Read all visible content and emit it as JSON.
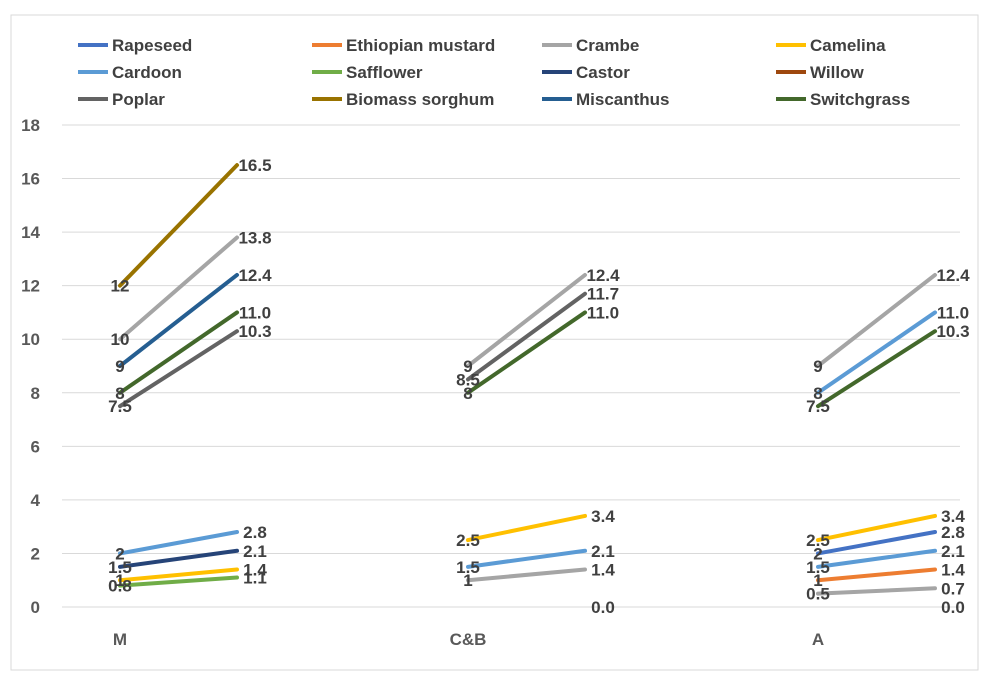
{
  "chart_data": {
    "type": "line",
    "ylim": [
      0,
      18
    ],
    "yticks": [
      "0",
      "2",
      "4",
      "6",
      "8",
      "10",
      "12",
      "14",
      "16",
      "18"
    ],
    "grid": true,
    "legend_position": "top",
    "categories": [
      "M",
      "C&B",
      "A"
    ],
    "series": [
      {
        "name": "Rapeseed",
        "color": "#4472C4",
        "segments": [
          {
            "cat": "A",
            "y": [
              2,
              2.8
            ],
            "labels": [
              "2",
              "2.8"
            ]
          }
        ]
      },
      {
        "name": "Ethiopian mustard",
        "color": "#ED7D31",
        "segments": [
          {
            "cat": "A",
            "y": [
              1,
              1.4
            ],
            "labels": [
              "1",
              "1.4"
            ]
          }
        ]
      },
      {
        "name": "Crambe",
        "color": "#A5A5A5",
        "segments": [
          {
            "cat": "M",
            "y": [
              10,
              13.8
            ],
            "labels": [
              "10",
              "13.8"
            ]
          },
          {
            "cat": "C&B",
            "y": [
              1,
              1.4
            ],
            "labels": [
              "1",
              "1.4"
            ]
          },
          {
            "cat": "C&B",
            "y": [
              9,
              12.4
            ],
            "labels": [
              "9",
              "12.4"
            ]
          },
          {
            "cat": "A",
            "y": [
              0.5,
              0.7
            ],
            "labels": [
              "0.5",
              "0.7"
            ]
          },
          {
            "cat": "A",
            "y": [
              9,
              12.4
            ],
            "labels": [
              "9",
              "12.4"
            ]
          }
        ]
      },
      {
        "name": "Camelina",
        "color": "#FFC000",
        "segments": [
          {
            "cat": "M",
            "y": [
              1,
              1.4
            ],
            "labels": [
              "1",
              "1.4"
            ]
          },
          {
            "cat": "C&B",
            "y": [
              2.5,
              3.4
            ],
            "labels": [
              "2.5",
              "3.4"
            ]
          },
          {
            "cat": "A",
            "y": [
              2.5,
              3.4
            ],
            "labels": [
              "2.5",
              "3.4"
            ]
          }
        ]
      },
      {
        "name": "Cardoon",
        "color": "#5B9BD5",
        "segments": [
          {
            "cat": "M",
            "y": [
              2,
              2.8
            ],
            "labels": [
              "2",
              "2.8"
            ]
          },
          {
            "cat": "C&B",
            "y": [
              1.5,
              2.1
            ],
            "labels": [
              "1.5",
              "2.1"
            ]
          },
          {
            "cat": "A",
            "y": [
              1.5,
              2.1
            ],
            "labels": [
              "1.5",
              "2.1"
            ]
          },
          {
            "cat": "A",
            "y": [
              8,
              11.0
            ],
            "labels": [
              "8",
              "11.0"
            ]
          }
        ]
      },
      {
        "name": "Safflower",
        "color": "#70AD47",
        "segments": [
          {
            "cat": "M",
            "y": [
              0.8,
              1.1
            ],
            "labels": [
              "0.8",
              "1.1"
            ]
          }
        ]
      },
      {
        "name": "Castor",
        "color": "#264478",
        "segments": [
          {
            "cat": "M",
            "y": [
              1.5,
              2.1
            ],
            "labels": [
              "1.5",
              "2.1"
            ]
          }
        ]
      },
      {
        "name": "Willow",
        "color": "#9E480E",
        "segments": []
      },
      {
        "name": "Poplar",
        "color": "#636363",
        "segments": [
          {
            "cat": "M",
            "y": [
              7.5,
              10.3
            ],
            "labels": [
              "7.5",
              "10.3"
            ]
          },
          {
            "cat": "C&B",
            "y": [
              8.5,
              11.7
            ],
            "labels": [
              "8.5",
              "11.7"
            ]
          }
        ]
      },
      {
        "name": "Biomass sorghum",
        "color": "#997300",
        "segments": [
          {
            "cat": "M",
            "y": [
              12,
              16.5
            ],
            "labels": [
              "12",
              "16.5"
            ]
          }
        ]
      },
      {
        "name": "Miscanthus",
        "color": "#255E91",
        "segments": [
          {
            "cat": "M",
            "y": [
              9,
              12.4
            ],
            "labels": [
              "9",
              "12.4"
            ]
          }
        ]
      },
      {
        "name": "Switchgrass",
        "color": "#43682B",
        "segments": [
          {
            "cat": "M",
            "y": [
              8,
              11.0
            ],
            "labels": [
              "8",
              "11.0"
            ]
          },
          {
            "cat": "C&B",
            "y": [
              8,
              11.0
            ],
            "labels": [
              "8",
              "11.0"
            ]
          },
          {
            "cat": "A",
            "y": [
              7.5,
              10.3
            ],
            "labels": [
              "7.5",
              "10.3"
            ]
          }
        ]
      }
    ],
    "standalone_labels": [
      {
        "cat": "C&B",
        "y": 0,
        "label": "0.0"
      },
      {
        "cat": "A",
        "y": 0,
        "label": "0.0"
      }
    ]
  }
}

------------

Aim:
Retype the records exactly. Any image in them should not appear in what you write.

Reply:
Read all visible content and emit it as JSON.
{
  "chart_data": {
    "type": "line",
    "ylim": [
      0,
      18
    ],
    "yticks": [
      "0",
      "2",
      "4",
      "6",
      "8",
      "10",
      "12",
      "14",
      "16",
      "18"
    ],
    "grid": true,
    "legend_position": "top",
    "categories": [
      "M",
      "C&B",
      "A"
    ],
    "series": [
      {
        "name": "Rapeseed",
        "color": "#4472C4",
        "segments": [
          {
            "cat": "A",
            "y": [
              2,
              2.8
            ],
            "labels": [
              "2",
              "2.8"
            ]
          }
        ]
      },
      {
        "name": "Ethiopian mustard",
        "color": "#ED7D31",
        "segments": [
          {
            "cat": "A",
            "y": [
              1,
              1.4
            ],
            "labels": [
              "1",
              "1.4"
            ]
          }
        ]
      },
      {
        "name": "Crambe",
        "color": "#A5A5A5",
        "segments": [
          {
            "cat": "M",
            "y": [
              10,
              13.8
            ],
            "labels": [
              "10",
              "13.8"
            ]
          },
          {
            "cat": "C&B",
            "y": [
              1,
              1.4
            ],
            "labels": [
              "1",
              "1.4"
            ]
          },
          {
            "cat": "C&B",
            "y": [
              9,
              12.4
            ],
            "labels": [
              "9",
              "12.4"
            ]
          },
          {
            "cat": "A",
            "y": [
              0.5,
              0.7
            ],
            "labels": [
              "0.5",
              "0.7"
            ]
          },
          {
            "cat": "A",
            "y": [
              9,
              12.4
            ],
            "labels": [
              "9",
              "12.4"
            ]
          }
        ]
      },
      {
        "name": "Camelina",
        "color": "#FFC000",
        "segments": [
          {
            "cat": "M",
            "y": [
              1,
              1.4
            ],
            "labels": [
              "1",
              "1.4"
            ]
          },
          {
            "cat": "C&B",
            "y": [
              2.5,
              3.4
            ],
            "labels": [
              "2.5",
              "3.4"
            ]
          },
          {
            "cat": "A",
            "y": [
              2.5,
              3.4
            ],
            "labels": [
              "2.5",
              "3.4"
            ]
          }
        ]
      },
      {
        "name": "Cardoon",
        "color": "#5B9BD5",
        "segments": [
          {
            "cat": "M",
            "y": [
              2,
              2.8
            ],
            "labels": [
              "2",
              "2.8"
            ]
          },
          {
            "cat": "C&B",
            "y": [
              1.5,
              2.1
            ],
            "labels": [
              "1.5",
              "2.1"
            ]
          },
          {
            "cat": "A",
            "y": [
              1.5,
              2.1
            ],
            "labels": [
              "1.5",
              "2.1"
            ]
          },
          {
            "cat": "A",
            "y": [
              8,
              11.0
            ],
            "labels": [
              "8",
              "11.0"
            ]
          }
        ]
      },
      {
        "name": "Safflower",
        "color": "#70AD47",
        "segments": [
          {
            "cat": "M",
            "y": [
              0.8,
              1.1
            ],
            "labels": [
              "0.8",
              "1.1"
            ]
          }
        ]
      },
      {
        "name": "Castor",
        "color": "#264478",
        "segments": [
          {
            "cat": "M",
            "y": [
              1.5,
              2.1
            ],
            "labels": [
              "1.5",
              "2.1"
            ]
          }
        ]
      },
      {
        "name": "Willow",
        "color": "#9E480E",
        "segments": []
      },
      {
        "name": "Poplar",
        "color": "#636363",
        "segments": [
          {
            "cat": "M",
            "y": [
              7.5,
              10.3
            ],
            "labels": [
              "7.5",
              "10.3"
            ]
          },
          {
            "cat": "C&B",
            "y": [
              8.5,
              11.7
            ],
            "labels": [
              "8.5",
              "11.7"
            ]
          }
        ]
      },
      {
        "name": "Biomass sorghum",
        "color": "#997300",
        "segments": [
          {
            "cat": "M",
            "y": [
              12,
              16.5
            ],
            "labels": [
              "12",
              "16.5"
            ]
          }
        ]
      },
      {
        "name": "Miscanthus",
        "color": "#255E91",
        "segments": [
          {
            "cat": "M",
            "y": [
              9,
              12.4
            ],
            "labels": [
              "9",
              "12.4"
            ]
          }
        ]
      },
      {
        "name": "Switchgrass",
        "color": "#43682B",
        "segments": [
          {
            "cat": "M",
            "y": [
              8,
              11.0
            ],
            "labels": [
              "8",
              "11.0"
            ]
          },
          {
            "cat": "C&B",
            "y": [
              8,
              11.0
            ],
            "labels": [
              "8",
              "11.0"
            ]
          },
          {
            "cat": "A",
            "y": [
              7.5,
              10.3
            ],
            "labels": [
              "7.5",
              "10.3"
            ]
          }
        ]
      }
    ],
    "standalone_labels": [
      {
        "cat": "C&B",
        "y": 0,
        "label": "0.0"
      },
      {
        "cat": "A",
        "y": 0,
        "label": "0.0"
      }
    ]
  }
}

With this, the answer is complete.